Data supplied =>
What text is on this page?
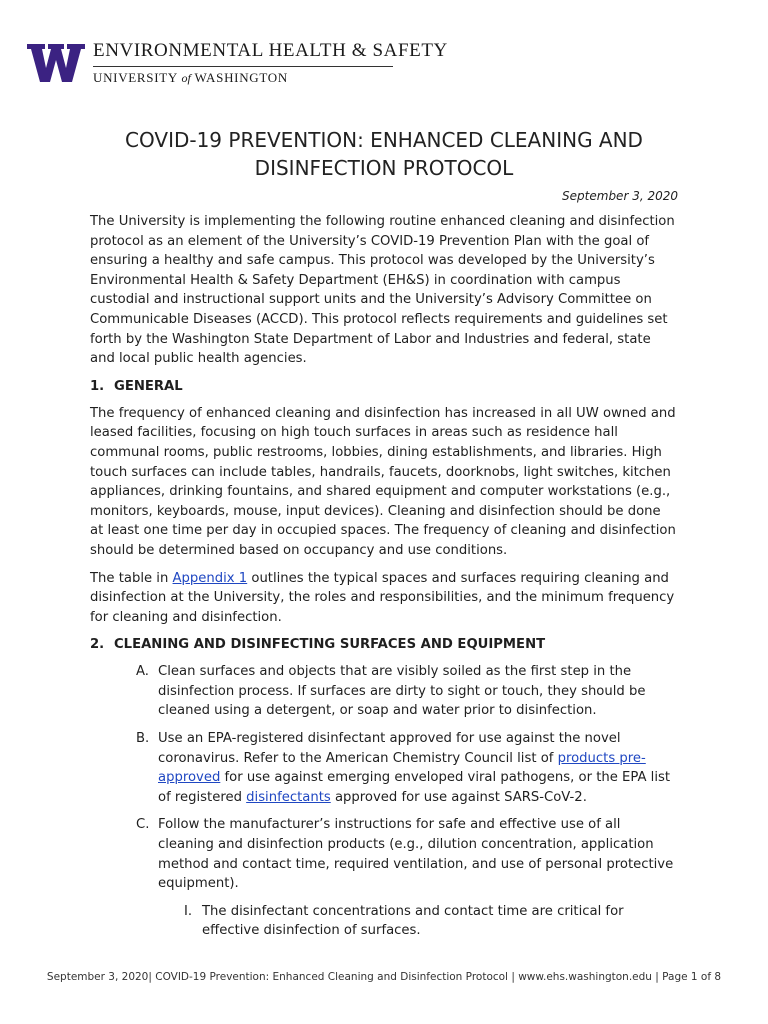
ENVIRONMENTAL HEALTH & SAFETY
UNIVERSITY of WASHINGTON
COVID-19 PREVENTION: ENHANCED CLEANING AND DISINFECTION PROTOCOL
September 3, 2020

The University is implementing the following routine enhanced cleaning and disinfection protocol as an element of the University’s COVID-19 Prevention Plan with the goal of ensuring a healthy and safe campus. This protocol was developed by the University’s Environmental Health & Safety Department (EH&S) in coordination with campus custodial and instructional support units and the University’s Advisory Committee on Communicable Diseases (ACCD). This protocol reflects requirements and guidelines set forth by the Washington State Department of Labor and Industries and federal, state and local public health agencies.

1. GENERAL

The frequency of enhanced cleaning and disinfection has increased in all UW owned and leased facilities, focusing on high touch surfaces in areas such as residence hall communal rooms, public restrooms, lobbies, dining establishments, and libraries. High touch surfaces can include tables, handrails, faucets, doorknobs, light switches, kitchen appliances, drinking fountains, and shared equipment and computer workstations (e.g., monitors, keyboards, mouse, input devices). Cleaning and disinfection should be done at least one time per day in occupied spaces. The frequency of cleaning and disinfection should be determined based on occupancy and use conditions.

The table in Appendix 1 outlines the typical spaces and surfaces requiring cleaning and disinfection at the University, the roles and responsibilities, and the minimum frequency for cleaning and disinfection.

2. CLEANING AND DISINFECTING SURFACES AND EQUIPMENT
A. Clean surfaces and objects that are visibly soiled as the first step in the disinfection process. If surfaces are dirty to sight or touch, they should be cleaned using a detergent, or soap and water prior to disinfection.
B. Use an EPA-registered disinfectant approved for use against the novel coronavirus. Refer to the American Chemistry Council list of products pre-approved for use against emerging enveloped viral pathogens, or the EPA list of registered disinfectants approved for use against SARS-CoV-2.
C. Follow the manufacturer’s instructions for safe and effective use of all cleaning and disinfection products (e.g., dilution concentration, application method and contact time, required ventilation, and use of personal protective equipment).
I. The disinfectant concentrations and contact time are critical for effective disinfection of surfaces.
September 3, 2020| COVID-19 Prevention: Enhanced Cleaning and Disinfection Protocol | www.ehs.washington.edu | Page 1 of 8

Exercise details =>
Would you copy out every entry above word for word, without the pictures?

Response to the task =>
What text is on this page?
ENVIRONMENTAL HEALTH & SAFETY
UNIVERSITY of WASHINGTON
COVID-19 PREVENTION: ENHANCED CLEANING AND DISINFECTION PROTOCOL
September 3, 2020

The University is implementing the following routine enhanced cleaning and disinfection protocol as an element of the University’s COVID-19 Prevention Plan with the goal of ensuring a healthy and safe campus. This protocol was developed by the University’s Environmental Health & Safety Department (EH&S) in coordination with campus custodial and instructional support units and the University’s Advisory Committee on Communicable Diseases (ACCD). This protocol reflects requirements and guidelines set forth by the Washington State Department of Labor and Industries and federal, state and local public health agencies.

1. GENERAL

The frequency of enhanced cleaning and disinfection has increased in all UW owned and leased facilities, focusing on high touch surfaces in areas such as residence hall communal rooms, public restrooms, lobbies, dining establishments, and libraries. High touch surfaces can include tables, handrails, faucets, doorknobs, light switches, kitchen appliances, drinking fountains, and shared equipment and computer workstations (e.g., monitors, keyboards, mouse, input devices). Cleaning and disinfection should be done at least one time per day in occupied spaces. The frequency of cleaning and disinfection should be determined based on occupancy and use conditions.

The table in Appendix 1 outlines the typical spaces and surfaces requiring cleaning and disinfection at the University, the roles and responsibilities, and the minimum frequency for cleaning and disinfection.

2. CLEANING AND DISINFECTING SURFACES AND EQUIPMENT
A. Clean surfaces and objects that are visibly soiled as the first step in the disinfection process. If surfaces are dirty to sight or touch, they should be cleaned using a detergent, or soap and water prior to disinfection.
B. Use an EPA-registered disinfectant approved for use against the novel coronavirus. Refer to the American Chemistry Council list of products pre-approved for use against emerging enveloped viral pathogens, or the EPA list of registered disinfectants approved for use against SARS-CoV-2.
C. Follow the manufacturer’s instructions for safe and effective use of all cleaning and disinfection products (e.g., dilution concentration, application method and contact time, required ventilation, and use of personal protective equipment).
I. The disinfectant concentrations and contact time are critical for effective disinfection of surfaces.
September 3, 2020| COVID-19 Prevention: Enhanced Cleaning and Disinfection Protocol | www.ehs.washington.edu | Page 1 of 8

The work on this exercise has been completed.